■ **Material**:
------

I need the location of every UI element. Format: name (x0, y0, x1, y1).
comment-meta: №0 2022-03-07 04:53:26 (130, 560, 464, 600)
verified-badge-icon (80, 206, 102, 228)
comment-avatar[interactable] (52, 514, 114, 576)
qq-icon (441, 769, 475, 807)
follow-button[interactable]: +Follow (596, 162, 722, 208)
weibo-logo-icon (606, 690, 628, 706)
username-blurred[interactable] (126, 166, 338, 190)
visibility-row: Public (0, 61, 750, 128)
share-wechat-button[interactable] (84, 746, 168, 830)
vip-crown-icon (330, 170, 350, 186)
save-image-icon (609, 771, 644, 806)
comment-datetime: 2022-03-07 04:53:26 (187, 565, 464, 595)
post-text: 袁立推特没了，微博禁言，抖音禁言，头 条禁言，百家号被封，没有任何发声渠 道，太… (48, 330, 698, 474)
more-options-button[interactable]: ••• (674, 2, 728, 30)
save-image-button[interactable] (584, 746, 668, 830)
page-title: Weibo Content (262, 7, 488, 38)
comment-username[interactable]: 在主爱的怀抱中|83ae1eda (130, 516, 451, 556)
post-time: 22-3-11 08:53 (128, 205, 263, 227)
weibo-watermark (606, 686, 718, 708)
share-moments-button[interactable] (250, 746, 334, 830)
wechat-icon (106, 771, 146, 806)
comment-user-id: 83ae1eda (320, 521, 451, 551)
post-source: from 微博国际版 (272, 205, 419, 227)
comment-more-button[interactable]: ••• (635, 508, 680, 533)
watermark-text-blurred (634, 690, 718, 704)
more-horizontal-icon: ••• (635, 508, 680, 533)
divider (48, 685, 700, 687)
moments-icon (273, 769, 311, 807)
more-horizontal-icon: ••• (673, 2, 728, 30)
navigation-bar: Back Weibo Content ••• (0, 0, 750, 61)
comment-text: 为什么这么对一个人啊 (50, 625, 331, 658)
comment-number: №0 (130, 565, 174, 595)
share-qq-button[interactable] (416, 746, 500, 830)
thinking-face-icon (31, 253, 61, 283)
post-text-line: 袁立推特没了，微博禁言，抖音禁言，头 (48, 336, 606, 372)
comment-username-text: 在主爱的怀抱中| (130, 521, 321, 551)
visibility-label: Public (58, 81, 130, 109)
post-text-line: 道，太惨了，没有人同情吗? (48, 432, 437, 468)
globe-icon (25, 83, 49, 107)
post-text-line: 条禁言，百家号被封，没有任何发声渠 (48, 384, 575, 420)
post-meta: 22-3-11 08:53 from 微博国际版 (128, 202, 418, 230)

------

■ **Problem to solve**:
Rename "more-horizontal-icon" to "ellipsis-icon" throughout the material, and reproduce all of its lines with nothing else changed.

■ **Complete response**:
I need the location of every UI element. Format: name (x0, y0, x1, y1).
comment-meta: №0 2022-03-07 04:53:26 (130, 560, 464, 600)
verified-badge-icon (80, 206, 102, 228)
comment-avatar[interactable] (52, 514, 114, 576)
qq-icon (441, 769, 475, 807)
follow-button[interactable]: +Follow (596, 162, 722, 208)
weibo-logo-icon (606, 690, 628, 706)
username-blurred[interactable] (126, 166, 338, 190)
visibility-row: Public (0, 61, 750, 128)
share-wechat-button[interactable] (84, 746, 168, 830)
vip-crown-icon (330, 170, 350, 186)
save-image-icon (609, 771, 644, 806)
comment-datetime: 2022-03-07 04:53:26 (187, 565, 464, 595)
post-text: 袁立推特没了，微博禁言，抖音禁言，头 条禁言，百家号被封，没有任何发声渠 道，太… (48, 330, 698, 474)
more-options-button[interactable]: ••• (674, 2, 728, 30)
save-image-button[interactable] (584, 746, 668, 830)
page-title: Weibo Content (262, 7, 488, 38)
comment-username[interactable]: 在主爱的怀抱中|83ae1eda (130, 516, 451, 556)
post-time: 22-3-11 08:53 (128, 205, 263, 227)
weibo-watermark (606, 686, 718, 708)
share-moments-button[interactable] (250, 746, 334, 830)
wechat-icon (106, 771, 146, 806)
comment-user-id: 83ae1eda (320, 521, 451, 551)
post-source: from 微博国际版 (272, 205, 419, 227)
comment-more-button[interactable]: ••• (635, 508, 680, 533)
watermark-text-blurred (634, 690, 718, 704)
ellipsis-icon: ••• (635, 508, 680, 533)
divider (48, 685, 700, 687)
moments-icon (273, 769, 311, 807)
ellipsis-icon: ••• (673, 2, 728, 30)
navigation-bar: Back Weibo Content ••• (0, 0, 750, 61)
comment-text: 为什么这么对一个人啊 (50, 625, 331, 658)
comment-number: №0 (130, 565, 174, 595)
share-qq-button[interactable] (416, 746, 500, 830)
thinking-face-icon (31, 253, 61, 283)
post-text-line: 袁立推特没了，微博禁言，抖音禁言，头 (48, 336, 606, 372)
comment-username-text: 在主爱的怀抱中| (130, 521, 321, 551)
visibility-label: Public (58, 81, 130, 109)
post-text-line: 道，太惨了，没有人同情吗? (48, 432, 437, 468)
globe-icon (25, 83, 49, 107)
post-text-line: 条禁言，百家号被封，没有任何发声渠 (48, 384, 575, 420)
post-meta: 22-3-11 08:53 from 微博国际版 (128, 202, 418, 230)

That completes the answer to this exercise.